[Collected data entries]
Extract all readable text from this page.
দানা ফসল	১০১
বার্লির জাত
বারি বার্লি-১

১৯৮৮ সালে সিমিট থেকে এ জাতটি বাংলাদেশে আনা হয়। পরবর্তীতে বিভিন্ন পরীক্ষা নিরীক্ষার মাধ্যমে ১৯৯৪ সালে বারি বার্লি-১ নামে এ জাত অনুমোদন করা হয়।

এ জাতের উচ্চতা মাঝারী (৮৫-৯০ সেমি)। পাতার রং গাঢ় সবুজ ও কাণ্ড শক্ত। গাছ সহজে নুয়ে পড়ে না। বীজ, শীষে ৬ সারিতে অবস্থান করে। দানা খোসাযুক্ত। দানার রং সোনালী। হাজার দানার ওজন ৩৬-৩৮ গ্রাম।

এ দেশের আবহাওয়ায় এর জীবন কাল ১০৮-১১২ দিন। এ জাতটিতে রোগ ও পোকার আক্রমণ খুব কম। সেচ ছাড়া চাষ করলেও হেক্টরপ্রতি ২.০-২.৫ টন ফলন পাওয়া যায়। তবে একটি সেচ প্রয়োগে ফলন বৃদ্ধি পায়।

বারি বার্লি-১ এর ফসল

[Aim of the exercise] Type out all of the material again, word for word.

[Answer below]
Extract all readable text from this page.
দানা ফসল	১০১
বার্লির জাত
বারি বার্লি-১

১৯৮৮ সালে সিমিট থেকে এ জাতটি বাংলাদেশে আনা হয়। পরবর্তীতে বিভিন্ন পরীক্ষা নিরীক্ষার মাধ্যমে ১৯৯৪ সালে বারি বার্লি-১ নামে এ জাত অনুমোদন করা হয়।

এ জাতের উচ্চতা মাঝারী (৮৫-৯০ সেমি)। পাতার রং গাঢ় সবুজ ও কাণ্ড শক্ত। গাছ সহজে নুয়ে পড়ে না। বীজ, শীষে ৬ সারিতে অবস্থান করে। দানা খোসাযুক্ত। দানার রং সোনালী। হাজার দানার ওজন ৩৬-৩৮ গ্রাম।

এ দেশের আবহাওয়ায় এর জীবন কাল ১০৮-১১২ দিন। এ জাতটিতে রোগ ও পোকার আক্রমণ খুব কম। সেচ ছাড়া চাষ করলেও হেক্টরপ্রতি ২.০-২.৫ টন ফলন পাওয়া যায়। তবে একটি সেচ প্রয়োগে ফলন বৃদ্ধি পায়।

বারি বার্লি-১ এর ফসল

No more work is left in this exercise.